Lanceur d'alerte dans les groupes de sociétés : la procédure peut-elle être centralisée ? (L. 2016-1691, L. 2022-401, D. 2022-1284)
Question d’un client : la procédure relative au lanceur d’alerte applicable aux sociétés employant au moins 50 salariés peut-elle être centralisée au sein d’un groupe ?
Réponse : oui.
Explications : on sait que, depuis la transposition de la directive (UE) 2019/1937 du 23 octobre 2019 sur la protection des personnes qui signalent des violations du droit de l’Union, les personnes morales de droit privé et les entreprises exploitées en leur nom propre par une ou plusieurs personnes physiques, employant au moins cinquante salariés sont tenues d'établir une procédure interne de recueil et de traitement des signalements (article 8, I, B, 3° de la loi n° 2016-1691 telle que modifiée par la loi n° 2022-401).
A noter : pour le calcul du seuil de 50 salariés, voir l’article 2, I du décret n° 2022-1284.
La loi précise également que la procédure de recueil et de traitement des signalements peut être commune à plusieurs ou à l'ensemble des sociétés d'un groupe (article 8 de la loi n° 2016-1691 précité, §. I, C.).
◇ ◇ ◇ ◇ ◇
- Consigne 1: Recopiez à l'identique les lignes des enregistrements comprises entre celle qui contient "bottleneck-curve [35, 35, 765, 765]" et celle qui contient "localize all elements.", ces deux lignes incluses.
Les enregistrements n'ont aucun rapport avec le texte.
◇ ◇ ◇ ◇ ◇
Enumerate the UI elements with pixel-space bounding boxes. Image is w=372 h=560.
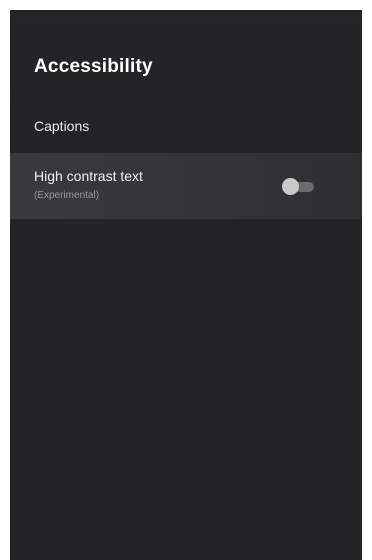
- captions-setting-item[interactable]: Captions: [10, 106, 362, 148]
- panel-header: Accessibility: [10, 10, 362, 105]
- page-title: Accessibility: [34, 56, 153, 77]
- toggle-thumb: [282, 178, 299, 195]
- high-contrast-text-setting-item[interactable]: High contrast text (Experimental): [10, 153, 362, 219]
- high-contrast-text-toggle[interactable]: [280, 177, 318, 197]
- captions-label: Captions: [34, 118, 90, 134]
- high-contrast-text-label: High contrast text: [34, 168, 143, 184]
- settings-panel: Accessibility Captions High contrast tex…: [10, 10, 362, 560]
- experimental-sublabel: (Experimental): [34, 190, 100, 201]
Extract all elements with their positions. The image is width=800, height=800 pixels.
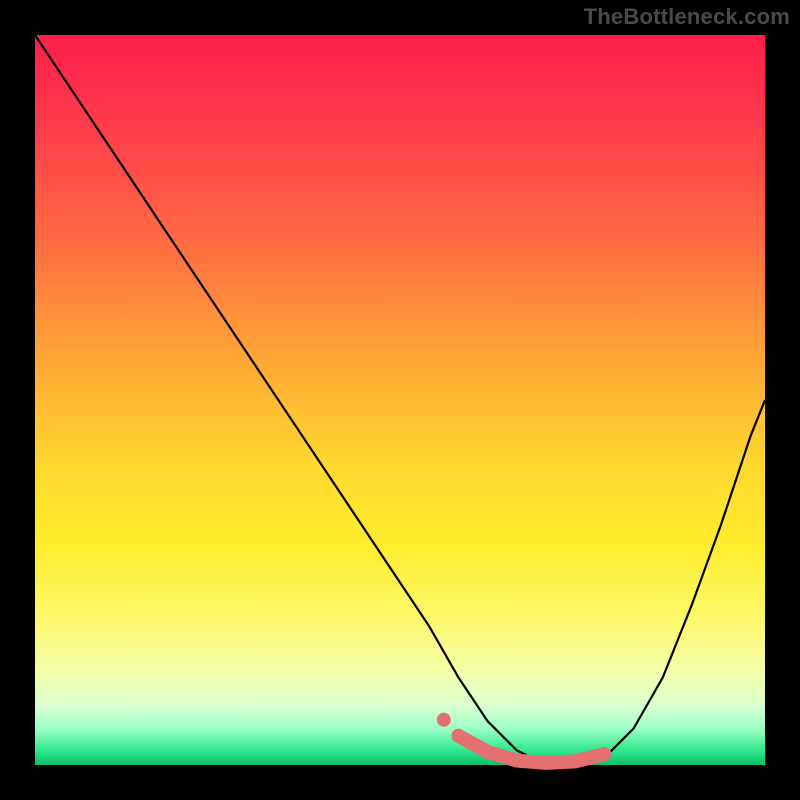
bottleneck-curve [35, 35, 765, 765]
accent-dot [451, 729, 465, 743]
chart-frame: TheBottleneck.com [0, 0, 800, 800]
optimal-range-highlight [458, 736, 604, 763]
accent-dots [437, 713, 466, 743]
accent-dot [437, 713, 451, 727]
curve-svg [35, 35, 765, 765]
watermark-text: TheBottleneck.com [584, 4, 790, 30]
plot-area [35, 35, 765, 765]
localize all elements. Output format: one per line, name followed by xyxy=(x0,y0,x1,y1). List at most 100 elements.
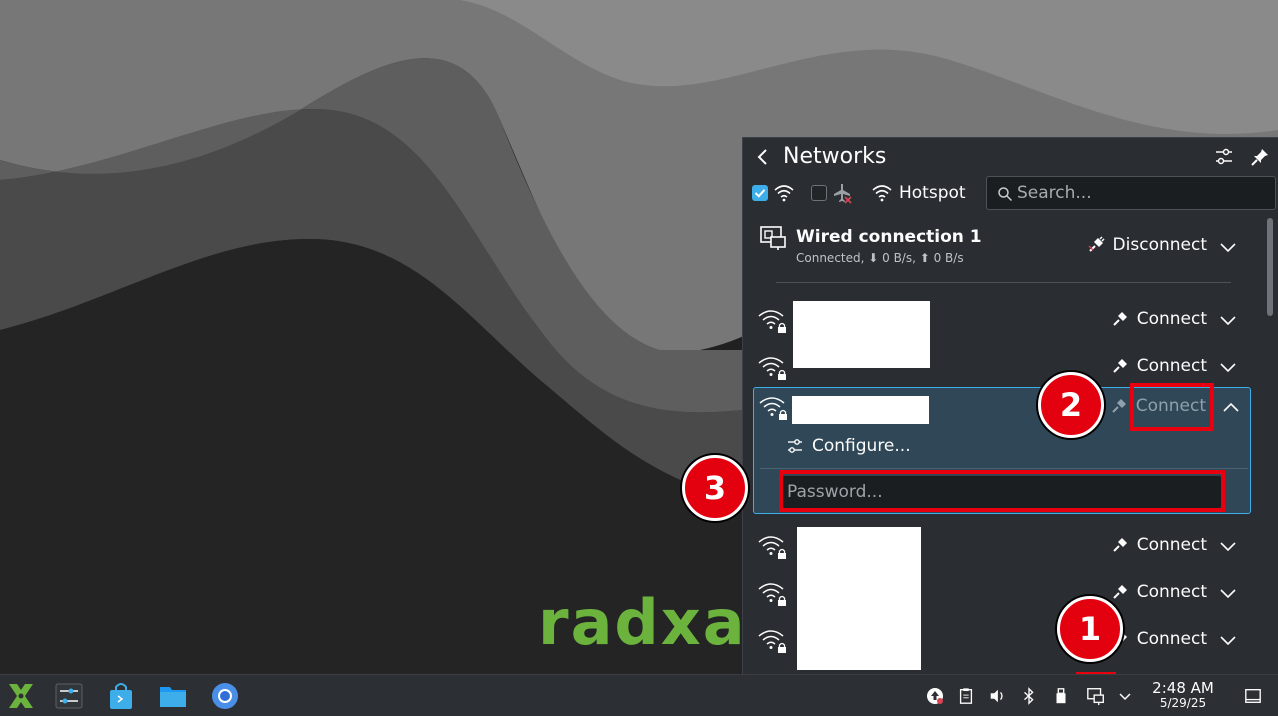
folder-icon xyxy=(160,687,186,707)
connect-button[interactable]: Connect xyxy=(1111,582,1207,602)
wifi-network-item[interactable]: Connect xyxy=(753,619,1251,663)
chevron-down-icon[interactable] xyxy=(1219,313,1237,327)
configure-button[interactable]: Configure... xyxy=(786,436,911,456)
tray-expand-button[interactable] xyxy=(1114,685,1136,707)
clipboard-glyph-icon xyxy=(959,688,973,704)
plug-icon xyxy=(1088,236,1105,252)
wifi-network-item[interactable]: Connect xyxy=(753,572,1251,616)
connect-button[interactable]: Connect xyxy=(1111,309,1207,329)
connect-label: Connect xyxy=(1136,309,1207,329)
clock-date: 5/29/25 xyxy=(1159,696,1207,710)
plug-icon xyxy=(1111,399,1126,413)
secured-wifi-icon xyxy=(758,536,786,559)
scrollbar[interactable] xyxy=(1267,218,1273,316)
software-store-button[interactable] xyxy=(104,679,138,713)
secured-wifi-icon xyxy=(759,397,787,420)
secured-wifi-icon xyxy=(758,583,786,606)
panel-header: Networks xyxy=(743,138,1278,176)
secured-wifi-icon xyxy=(758,357,786,380)
connect-button[interactable]: Connect xyxy=(1111,356,1207,376)
plug-icon xyxy=(1112,585,1127,599)
plug-icon xyxy=(1112,312,1127,326)
radxa-logo: radxa xyxy=(538,586,747,659)
chromium-browser-button[interactable] xyxy=(208,679,242,713)
chevron-down-icon[interactable] xyxy=(1219,586,1237,600)
connect-label: Connect xyxy=(1136,582,1207,602)
step-1-marker: 1 xyxy=(1057,596,1123,662)
taskbar: 2:48 AM 5/29/25 xyxy=(0,674,1278,716)
application-launcher-button[interactable] xyxy=(4,679,38,713)
wifi-icon xyxy=(774,185,794,202)
settings-icon xyxy=(55,683,83,709)
usb-drive-icon xyxy=(1056,688,1066,704)
redacted-network-name xyxy=(793,345,930,368)
connection-list: Wired connection 1 Connected, ⬇ 0 B/s, ⬆… xyxy=(743,215,1265,674)
wifi-network-item[interactable]: Connect xyxy=(753,299,1251,351)
hotspot-button[interactable]: Hotspot xyxy=(871,180,966,206)
update-icon xyxy=(927,688,943,704)
xfce-launcher-icon xyxy=(9,684,33,708)
back-arrow-icon[interactable] xyxy=(753,146,773,168)
chevron-down-icon xyxy=(1119,693,1131,701)
speaker-icon xyxy=(990,689,1003,703)
bluetooth-icon[interactable] xyxy=(1018,685,1040,707)
file-manager-button[interactable] xyxy=(156,679,190,713)
configure-label: Configure... xyxy=(812,436,911,456)
airplane-icon xyxy=(834,184,852,204)
wired-network-icon xyxy=(760,226,786,250)
chevron-down-icon[interactable] xyxy=(1219,539,1237,553)
digital-clock[interactable]: 2:48 AM 5/29/25 xyxy=(1142,679,1224,710)
bluetooth-glyph-icon xyxy=(1024,687,1034,705)
connect-label: Connect xyxy=(1136,629,1207,649)
chevron-up-icon[interactable] xyxy=(1222,400,1240,414)
chevron-down-icon[interactable] xyxy=(1219,633,1237,647)
removable-device-icon[interactable] xyxy=(1050,685,1072,707)
redacted-network-name xyxy=(793,301,930,351)
password-highlight-box xyxy=(779,470,1225,512)
plug-icon xyxy=(1112,538,1127,552)
clipboard-icon[interactable] xyxy=(955,685,977,707)
disconnect-button[interactable]: Disconnect xyxy=(1087,235,1207,255)
secured-wifi-icon xyxy=(758,310,786,333)
wifi-toggle-checkbox[interactable] xyxy=(752,185,768,201)
panel-toolbar: Hotspot xyxy=(743,176,1278,212)
step-3-marker: 3 xyxy=(682,455,748,521)
search-input[interactable] xyxy=(1017,179,1267,207)
search-icon xyxy=(998,187,1013,202)
secured-wifi-icon xyxy=(758,630,786,653)
pin-icon[interactable] xyxy=(1249,146,1271,168)
network-tray-icon[interactable] xyxy=(1085,685,1107,707)
airplane-mode-checkbox[interactable] xyxy=(811,185,827,201)
show-desktop-button[interactable] xyxy=(1242,685,1264,707)
step-2-marker: 2 xyxy=(1038,372,1104,438)
connect-highlight-box xyxy=(1130,383,1214,431)
expanded-divider xyxy=(760,468,1248,469)
show-desktop-icon xyxy=(1245,689,1261,703)
hotspot-icon xyxy=(872,185,892,202)
plug-icon xyxy=(1112,359,1127,373)
clock-time: 2:48 AM xyxy=(1152,679,1214,697)
wired-connection-item[interactable]: Wired connection 1 Connected, ⬇ 0 B/s, ⬆… xyxy=(753,215,1251,277)
chevron-down-icon[interactable] xyxy=(1219,360,1237,374)
connect-label: Connect xyxy=(1136,535,1207,555)
configure-network-icon[interactable] xyxy=(1213,146,1235,168)
connect-label: Connect xyxy=(1136,356,1207,376)
wired-connection-name: Wired connection 1 xyxy=(796,227,982,247)
configure-icon xyxy=(788,439,802,453)
panel-title: Networks xyxy=(783,144,887,169)
chromium-icon xyxy=(212,683,238,709)
redacted-network-name xyxy=(792,396,929,424)
search-box[interactable] xyxy=(986,176,1276,210)
wifi-network-item[interactable]: Connect xyxy=(753,525,1251,670)
system-settings-button[interactable] xyxy=(52,679,86,713)
hotspot-label: Hotspot xyxy=(899,183,966,203)
connect-button[interactable]: Connect xyxy=(1111,629,1207,649)
list-divider xyxy=(776,282,1231,283)
wired-connection-status: Connected, ⬇ 0 B/s, ⬆ 0 B/s xyxy=(796,251,964,265)
update-notifier-icon[interactable] xyxy=(924,685,946,707)
connect-button[interactable]: Connect xyxy=(1111,535,1207,555)
store-bag-icon xyxy=(110,683,132,709)
chevron-down-icon[interactable] xyxy=(1219,240,1237,254)
wired-network-tray-icon xyxy=(1087,688,1104,706)
volume-icon[interactable] xyxy=(986,685,1008,707)
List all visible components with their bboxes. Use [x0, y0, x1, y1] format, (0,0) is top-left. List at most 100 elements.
◇ ◇ ◇ ◇ ◇
- Consigne 2: Dressez la liste de tous les textes juridiques (directive, lois, décret) cités dans le texte à lire, en mentionnant chacun une seule fois.

- Bonne réponse 1:
bottleneck-curve [35, 35, 765, 765]
accent-dot [451, 729, 465, 743]
chart-frame: TheBottleneck.com [0, 0, 800, 800]
optimal-range-highlight [458, 736, 604, 763]
accent-dots [437, 713, 466, 743]
accent-dot [437, 713, 451, 727]
curve-svg [35, 35, 765, 765]
watermark-text: TheBottleneck.com [584, 4, 790, 30]
plot-area [35, 35, 765, 765]
localize all elements. Output format: one per line, name followed by xyxy=(x0,y0,x1,y1). List at most 100 elements.

- Bonne réponse 2:
- directive (UE) 2019/1937 du 23 octobre 2019
- loi n° 2016-1691
- loi n° 2022-401
- décret n° 2022-1284